:: PROBLEM STATEMENT ::
Please quote the material exactly, every line of it.

:: DATASET ENTRIES ::
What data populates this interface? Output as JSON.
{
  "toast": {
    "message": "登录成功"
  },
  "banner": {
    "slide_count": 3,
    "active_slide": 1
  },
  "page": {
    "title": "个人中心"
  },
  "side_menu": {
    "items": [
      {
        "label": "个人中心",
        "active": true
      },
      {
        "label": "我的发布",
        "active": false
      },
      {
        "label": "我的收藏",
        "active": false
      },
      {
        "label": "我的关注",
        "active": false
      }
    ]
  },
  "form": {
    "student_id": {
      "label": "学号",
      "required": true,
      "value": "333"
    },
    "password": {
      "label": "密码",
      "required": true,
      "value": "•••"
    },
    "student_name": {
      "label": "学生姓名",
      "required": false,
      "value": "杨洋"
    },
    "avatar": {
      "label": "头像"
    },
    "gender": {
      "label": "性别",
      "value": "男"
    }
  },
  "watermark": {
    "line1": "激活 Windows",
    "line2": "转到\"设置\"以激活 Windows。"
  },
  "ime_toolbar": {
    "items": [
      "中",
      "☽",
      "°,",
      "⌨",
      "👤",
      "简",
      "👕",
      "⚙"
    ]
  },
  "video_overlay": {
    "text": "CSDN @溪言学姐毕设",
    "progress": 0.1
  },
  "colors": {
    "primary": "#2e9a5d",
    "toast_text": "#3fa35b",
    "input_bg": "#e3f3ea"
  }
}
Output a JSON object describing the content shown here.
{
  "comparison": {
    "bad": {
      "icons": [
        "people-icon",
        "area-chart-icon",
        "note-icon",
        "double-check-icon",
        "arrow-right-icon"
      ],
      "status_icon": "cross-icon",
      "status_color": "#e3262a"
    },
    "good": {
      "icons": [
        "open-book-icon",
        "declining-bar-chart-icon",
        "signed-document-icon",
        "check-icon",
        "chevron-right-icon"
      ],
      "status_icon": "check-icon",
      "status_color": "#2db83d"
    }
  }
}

:: RESPONSE TO THIS TASK ::
What data populates this interface? Output as JSON.
{
  "toast": {
    "message": "登录成功"
  },
  "banner": {
    "slide_count": 3,
    "active_slide": 1
  },
  "page": {
    "title": "个人中心"
  },
  "side_menu": {
    "items": [
      {
        "label": "个人中心",
        "active": true
      },
      {
        "label": "我的发布",
        "active": false
      },
      {
        "label": "我的收藏",
        "active": false
      },
      {
        "label": "我的关注",
        "active": false
      }
    ]
  },
  "form": {
    "student_id": {
      "label": "学号",
      "required": true,
      "value": "333"
    },
    "password": {
      "label": "密码",
      "required": true,
      "value": "•••"
    },
    "student_name": {
      "label": "学生姓名",
      "required": false,
      "value": "杨洋"
    },
    "avatar": {
      "label": "头像"
    },
    "gender": {
      "label": "性别",
      "value": "男"
    }
  },
  "watermark": {
    "line1": "激活 Windows",
    "line2": "转到\"设置\"以激活 Windows。"
  },
  "ime_toolbar": {
    "items": [
      "中",
      "☽",
      "°,",
      "⌨",
      "👤",
      "简",
      "👕",
      "⚙"
    ]
  },
  "video_overlay": {
    "text": "CSDN @溪言学姐毕设",
    "progress": 0.1
  },
  "colors": {
    "primary": "#2e9a5d",
    "toast_text": "#3fa35b",
    "input_bg": "#e3f3ea"
  }
}
Output a JSON object describing the content shown here.
{
  "comparison": {
    "bad": {
      "icons": [
        "people-icon",
        "area-chart-icon",
        "note-icon",
        "double-check-icon",
        "arrow-right-icon"
      ],
      "status_icon": "cross-icon",
      "status_color": "#e3262a"
    },
    "good": {
      "icons": [
        "open-book-icon",
        "declining-bar-chart-icon",
        "signed-document-icon",
        "check-icon",
        "chevron-right-icon"
      ],
      "status_icon": "check-icon",
      "status_color": "#2db83d"
    }
  }
}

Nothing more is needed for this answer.